## [EXTRACT]
· · · · ·
Relativity Media is gone…for now. Declaring itself “hopelessly insolvent,” the mini-major film studio had to lay off 75 of its employees and file for Chapter 11 bankruptcy. Now its founder and CEO Ryan Kavanaugh is making some juicy allegations in tell-all interviews, painting himself as the victim of an attempted hostile takeover on the eve of his company going public. On the opposite end of the spectrum, a brand new mini-major, STX Entertainment, releases its first movie tomorrow, the Jason Blum-produced horror flick The Gift. Backed by $3 billion in seed money from Chinese investors, STX, which is run by former Universal Pictures chairman Adam Fogelson, plans to release as many as 15 midbudget ($25m to $75m) movies per year through 2017.
Oh, yeah, and the guys who were responsible for releasing Snowpiercer on VOD through The Weinstein Co.’s specialty label Radius last year are leaving to, as THR put it, “start a new company that will have a traditional theatrical release, unlike the day-and-date model of Radius.”
· · · · ·
Layout records
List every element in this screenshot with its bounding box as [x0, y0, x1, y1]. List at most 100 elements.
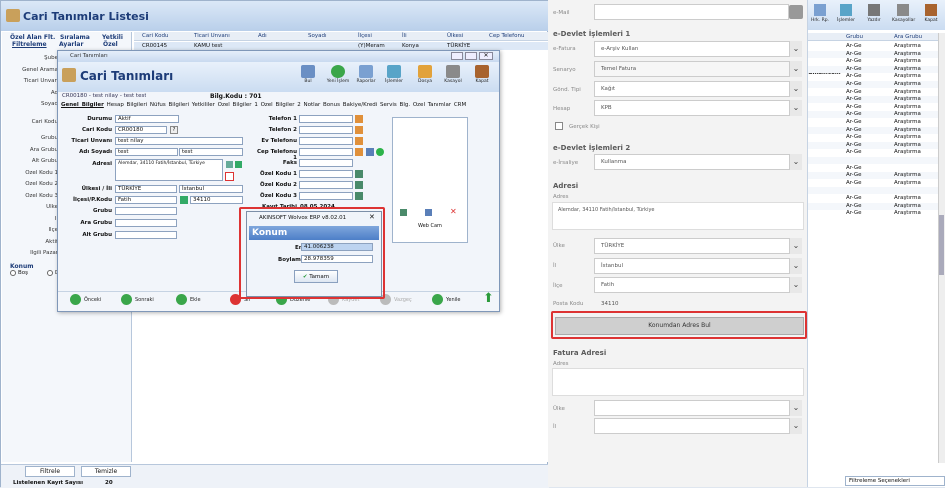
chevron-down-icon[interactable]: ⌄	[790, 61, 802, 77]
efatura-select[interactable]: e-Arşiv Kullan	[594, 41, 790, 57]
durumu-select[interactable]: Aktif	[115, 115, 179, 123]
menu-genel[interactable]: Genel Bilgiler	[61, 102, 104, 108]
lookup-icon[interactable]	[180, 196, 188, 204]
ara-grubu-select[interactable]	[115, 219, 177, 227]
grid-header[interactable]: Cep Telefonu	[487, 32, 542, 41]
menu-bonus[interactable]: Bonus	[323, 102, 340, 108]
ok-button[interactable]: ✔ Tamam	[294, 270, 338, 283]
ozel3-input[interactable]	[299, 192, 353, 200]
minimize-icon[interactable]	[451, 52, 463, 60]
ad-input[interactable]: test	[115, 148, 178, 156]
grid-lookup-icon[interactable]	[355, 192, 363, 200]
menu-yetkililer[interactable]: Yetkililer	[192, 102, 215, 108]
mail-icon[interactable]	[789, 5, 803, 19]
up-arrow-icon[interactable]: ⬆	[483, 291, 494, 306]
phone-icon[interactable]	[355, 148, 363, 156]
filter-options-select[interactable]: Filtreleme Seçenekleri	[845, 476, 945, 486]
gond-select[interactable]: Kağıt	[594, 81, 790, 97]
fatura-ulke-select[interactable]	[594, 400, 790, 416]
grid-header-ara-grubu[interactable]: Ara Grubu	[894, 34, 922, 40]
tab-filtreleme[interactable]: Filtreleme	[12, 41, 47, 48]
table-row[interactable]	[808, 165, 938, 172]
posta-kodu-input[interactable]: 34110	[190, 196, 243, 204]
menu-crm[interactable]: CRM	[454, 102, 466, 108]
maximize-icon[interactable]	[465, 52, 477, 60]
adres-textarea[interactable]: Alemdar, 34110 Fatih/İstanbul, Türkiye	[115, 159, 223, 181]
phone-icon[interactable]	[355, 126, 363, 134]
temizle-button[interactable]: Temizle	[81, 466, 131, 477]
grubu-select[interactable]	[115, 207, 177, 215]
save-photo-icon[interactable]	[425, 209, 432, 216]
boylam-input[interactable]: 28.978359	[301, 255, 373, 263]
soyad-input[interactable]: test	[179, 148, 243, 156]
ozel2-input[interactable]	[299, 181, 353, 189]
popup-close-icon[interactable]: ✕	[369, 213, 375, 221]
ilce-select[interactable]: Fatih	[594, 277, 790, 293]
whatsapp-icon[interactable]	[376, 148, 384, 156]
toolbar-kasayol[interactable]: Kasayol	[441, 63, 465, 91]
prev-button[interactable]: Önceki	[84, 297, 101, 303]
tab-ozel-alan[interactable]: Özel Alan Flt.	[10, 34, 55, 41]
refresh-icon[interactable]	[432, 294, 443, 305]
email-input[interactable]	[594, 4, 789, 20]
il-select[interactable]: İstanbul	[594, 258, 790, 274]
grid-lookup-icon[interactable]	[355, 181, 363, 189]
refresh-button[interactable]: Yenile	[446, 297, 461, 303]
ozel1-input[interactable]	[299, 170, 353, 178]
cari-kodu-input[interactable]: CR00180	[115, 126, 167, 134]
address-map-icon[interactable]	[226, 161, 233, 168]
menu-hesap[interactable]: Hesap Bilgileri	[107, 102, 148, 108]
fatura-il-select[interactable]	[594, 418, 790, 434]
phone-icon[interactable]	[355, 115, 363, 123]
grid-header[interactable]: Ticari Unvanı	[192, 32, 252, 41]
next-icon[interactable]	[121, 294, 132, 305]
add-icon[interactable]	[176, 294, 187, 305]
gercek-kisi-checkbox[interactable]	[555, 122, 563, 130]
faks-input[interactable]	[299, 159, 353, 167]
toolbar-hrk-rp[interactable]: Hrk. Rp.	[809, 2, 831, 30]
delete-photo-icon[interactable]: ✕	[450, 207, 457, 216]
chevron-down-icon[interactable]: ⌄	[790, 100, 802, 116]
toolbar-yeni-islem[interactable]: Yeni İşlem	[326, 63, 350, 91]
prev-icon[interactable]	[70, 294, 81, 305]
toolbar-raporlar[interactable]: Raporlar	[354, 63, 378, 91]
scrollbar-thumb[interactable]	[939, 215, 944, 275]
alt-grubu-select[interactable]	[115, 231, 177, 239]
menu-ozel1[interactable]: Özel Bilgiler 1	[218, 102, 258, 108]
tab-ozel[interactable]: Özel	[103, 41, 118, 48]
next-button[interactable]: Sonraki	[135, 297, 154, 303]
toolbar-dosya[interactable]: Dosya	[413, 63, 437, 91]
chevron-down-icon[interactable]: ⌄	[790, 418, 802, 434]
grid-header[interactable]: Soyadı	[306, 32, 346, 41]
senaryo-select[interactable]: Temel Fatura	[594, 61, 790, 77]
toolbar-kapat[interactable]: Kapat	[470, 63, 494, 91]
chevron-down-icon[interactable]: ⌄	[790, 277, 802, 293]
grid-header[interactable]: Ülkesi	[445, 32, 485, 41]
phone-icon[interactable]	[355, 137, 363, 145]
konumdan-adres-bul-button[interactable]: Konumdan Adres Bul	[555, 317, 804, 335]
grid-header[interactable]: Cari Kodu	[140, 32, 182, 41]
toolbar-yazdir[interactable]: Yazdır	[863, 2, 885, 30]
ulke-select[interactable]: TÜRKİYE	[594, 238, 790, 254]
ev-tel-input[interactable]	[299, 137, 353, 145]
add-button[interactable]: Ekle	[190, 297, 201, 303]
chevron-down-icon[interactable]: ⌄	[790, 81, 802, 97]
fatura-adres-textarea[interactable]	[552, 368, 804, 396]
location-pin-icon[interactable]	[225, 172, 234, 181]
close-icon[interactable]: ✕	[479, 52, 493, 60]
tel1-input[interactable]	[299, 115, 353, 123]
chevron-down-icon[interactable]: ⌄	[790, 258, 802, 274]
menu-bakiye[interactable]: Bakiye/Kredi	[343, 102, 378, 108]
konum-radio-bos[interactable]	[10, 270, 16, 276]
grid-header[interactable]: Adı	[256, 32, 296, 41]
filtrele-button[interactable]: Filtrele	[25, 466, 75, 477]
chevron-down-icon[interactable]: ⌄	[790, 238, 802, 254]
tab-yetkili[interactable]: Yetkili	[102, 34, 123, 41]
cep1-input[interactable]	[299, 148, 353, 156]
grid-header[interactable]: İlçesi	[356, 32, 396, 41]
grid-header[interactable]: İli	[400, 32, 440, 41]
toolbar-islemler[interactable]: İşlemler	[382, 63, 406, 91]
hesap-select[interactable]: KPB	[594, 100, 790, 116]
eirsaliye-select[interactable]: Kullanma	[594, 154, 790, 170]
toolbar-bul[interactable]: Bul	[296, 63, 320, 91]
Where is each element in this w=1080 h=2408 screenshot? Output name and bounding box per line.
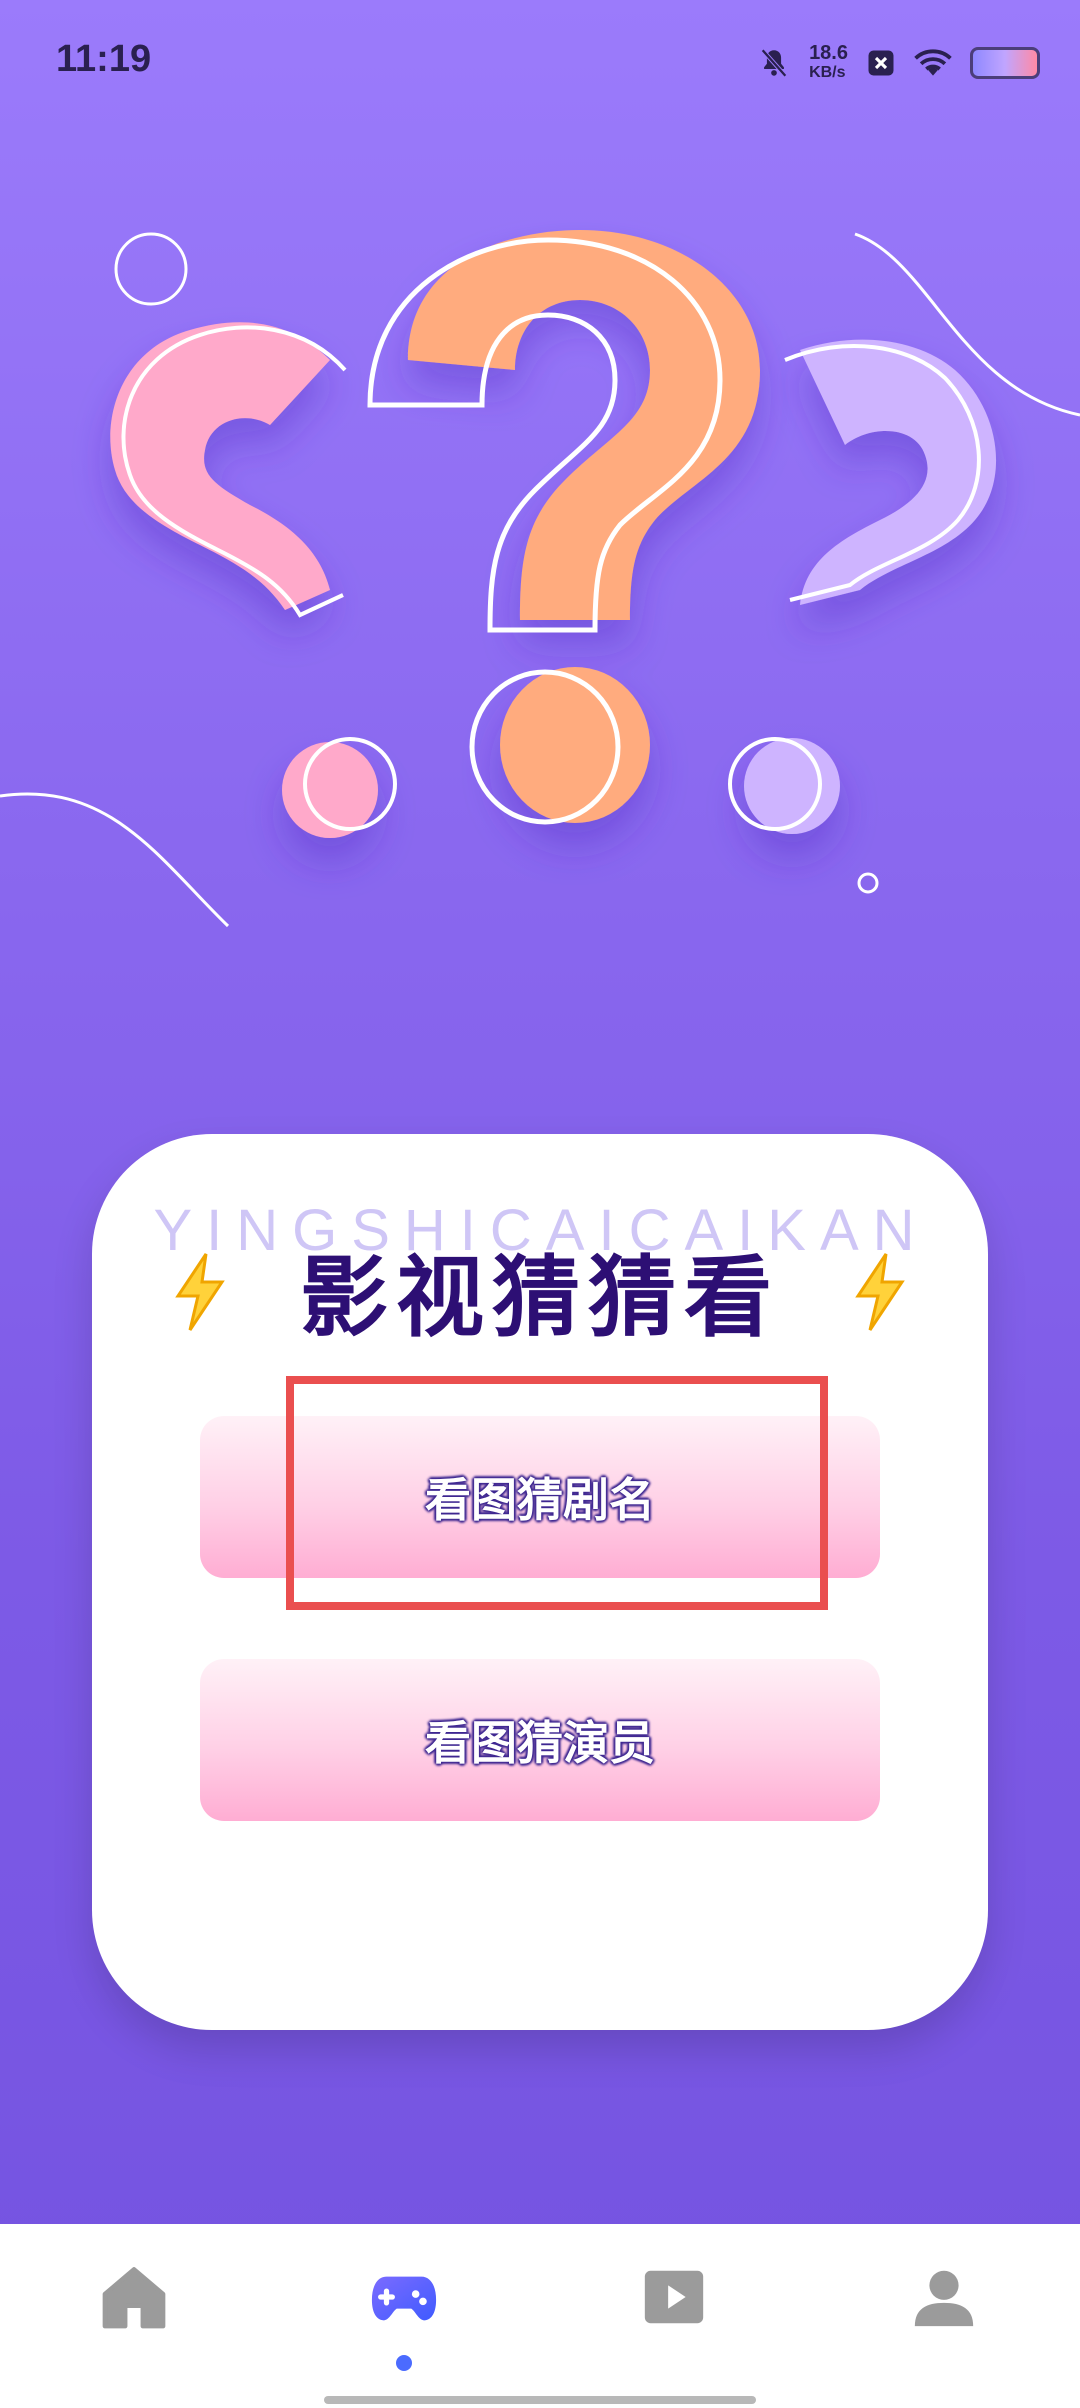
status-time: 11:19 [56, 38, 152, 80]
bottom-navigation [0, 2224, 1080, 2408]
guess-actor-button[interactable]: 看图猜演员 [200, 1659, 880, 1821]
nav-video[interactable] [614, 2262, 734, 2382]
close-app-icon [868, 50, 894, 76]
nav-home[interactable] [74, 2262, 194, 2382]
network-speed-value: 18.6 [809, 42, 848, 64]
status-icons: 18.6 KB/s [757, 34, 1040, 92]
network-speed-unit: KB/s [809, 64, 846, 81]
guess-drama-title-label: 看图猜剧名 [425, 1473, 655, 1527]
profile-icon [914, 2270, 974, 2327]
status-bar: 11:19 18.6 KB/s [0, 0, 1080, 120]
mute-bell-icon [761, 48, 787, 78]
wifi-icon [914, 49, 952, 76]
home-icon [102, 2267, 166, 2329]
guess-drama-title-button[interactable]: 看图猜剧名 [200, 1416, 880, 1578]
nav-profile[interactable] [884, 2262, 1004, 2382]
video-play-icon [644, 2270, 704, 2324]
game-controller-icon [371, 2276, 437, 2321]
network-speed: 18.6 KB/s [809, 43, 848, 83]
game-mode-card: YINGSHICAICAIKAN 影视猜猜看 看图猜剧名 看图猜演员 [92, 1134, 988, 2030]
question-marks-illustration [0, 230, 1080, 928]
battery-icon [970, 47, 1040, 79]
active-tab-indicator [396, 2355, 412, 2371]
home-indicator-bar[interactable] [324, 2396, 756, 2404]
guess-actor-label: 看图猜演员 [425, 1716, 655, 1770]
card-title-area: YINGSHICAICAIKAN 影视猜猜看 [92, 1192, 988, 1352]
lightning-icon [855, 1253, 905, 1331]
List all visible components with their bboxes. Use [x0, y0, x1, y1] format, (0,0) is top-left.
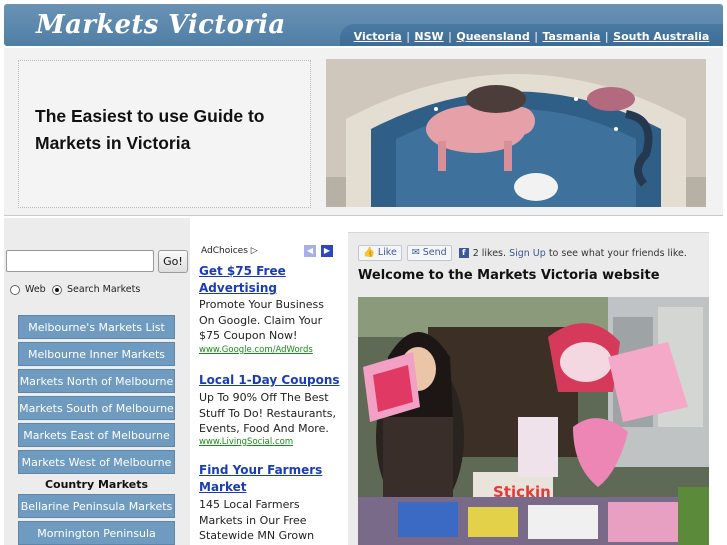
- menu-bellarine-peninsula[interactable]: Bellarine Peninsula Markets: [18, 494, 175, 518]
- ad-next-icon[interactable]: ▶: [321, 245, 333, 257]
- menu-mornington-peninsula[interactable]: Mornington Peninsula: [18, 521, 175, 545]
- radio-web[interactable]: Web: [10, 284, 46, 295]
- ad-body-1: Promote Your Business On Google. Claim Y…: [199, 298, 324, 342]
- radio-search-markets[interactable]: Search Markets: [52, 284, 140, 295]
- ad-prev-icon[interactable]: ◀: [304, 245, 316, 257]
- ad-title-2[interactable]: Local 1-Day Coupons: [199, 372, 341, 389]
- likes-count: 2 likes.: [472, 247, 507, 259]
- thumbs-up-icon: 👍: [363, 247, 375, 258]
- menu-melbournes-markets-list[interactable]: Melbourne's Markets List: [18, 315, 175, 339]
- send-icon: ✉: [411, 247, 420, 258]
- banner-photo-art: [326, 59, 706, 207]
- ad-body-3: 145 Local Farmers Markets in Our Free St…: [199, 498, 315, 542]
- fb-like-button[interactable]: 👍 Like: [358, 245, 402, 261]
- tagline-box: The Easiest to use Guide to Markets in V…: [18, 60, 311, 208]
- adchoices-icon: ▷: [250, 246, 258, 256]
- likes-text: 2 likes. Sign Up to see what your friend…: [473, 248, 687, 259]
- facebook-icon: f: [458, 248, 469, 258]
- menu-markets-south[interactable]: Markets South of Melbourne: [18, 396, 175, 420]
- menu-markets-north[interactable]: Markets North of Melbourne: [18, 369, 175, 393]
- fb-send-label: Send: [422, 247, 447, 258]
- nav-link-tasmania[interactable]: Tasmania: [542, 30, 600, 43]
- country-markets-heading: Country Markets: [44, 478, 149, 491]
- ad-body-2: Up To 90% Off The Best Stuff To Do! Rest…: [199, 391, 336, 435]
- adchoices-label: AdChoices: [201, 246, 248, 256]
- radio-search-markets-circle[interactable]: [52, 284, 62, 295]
· · · · ·
## [PROBLEM 1]
Transcribe part of the studio passage: begin at the words "Relativity Media is" and stop after "year through 2017.".
## [PROBLEM 2]
Decide whether each statement agrees with the studio passage, answering yes or no and quoting the deciding words: (a) Relativity Media laid off 75 of its employees. (b) STX Entertainment's first release is a comedy. (c) STX plans to release up to 20 movies per year through 2017.

## [WRITTEN RESPONSE 1]
Relativity Media is gone…for now. Declaring itself “hopelessly insolvent,” the mini-major film studio had to lay off 75 of its employees and file for Chapter 11 bankruptcy. Now its founder and CEO Ryan Kavanaugh is making some juicy allegations in tell-all interviews, painting himself as the victim of an attempted hostile takeover on the eve of his company going public. On the opposite end of the spectrum, a brand new mini-major, STX Entertainment, releases its first movie tomorrow, the Jason Blum-produced horror flick The Gift. Backed by $3 billion in seed money from Chinese investors, STX, which is run by former Universal Pictures chairman Adam Fogelson, plans to release as many as 15 midbudget ($25m to $75m) movies per year through 2017.

## [WRITTEN RESPONSE 2]
(a) Yes: "had to lay off 75 of its employees"
(b) No: "the Jason Blum-produced horror flick The Gift"
(c) No: "plans to release as many as 15 midbudget ($25m to $75m) movies per year through 2017"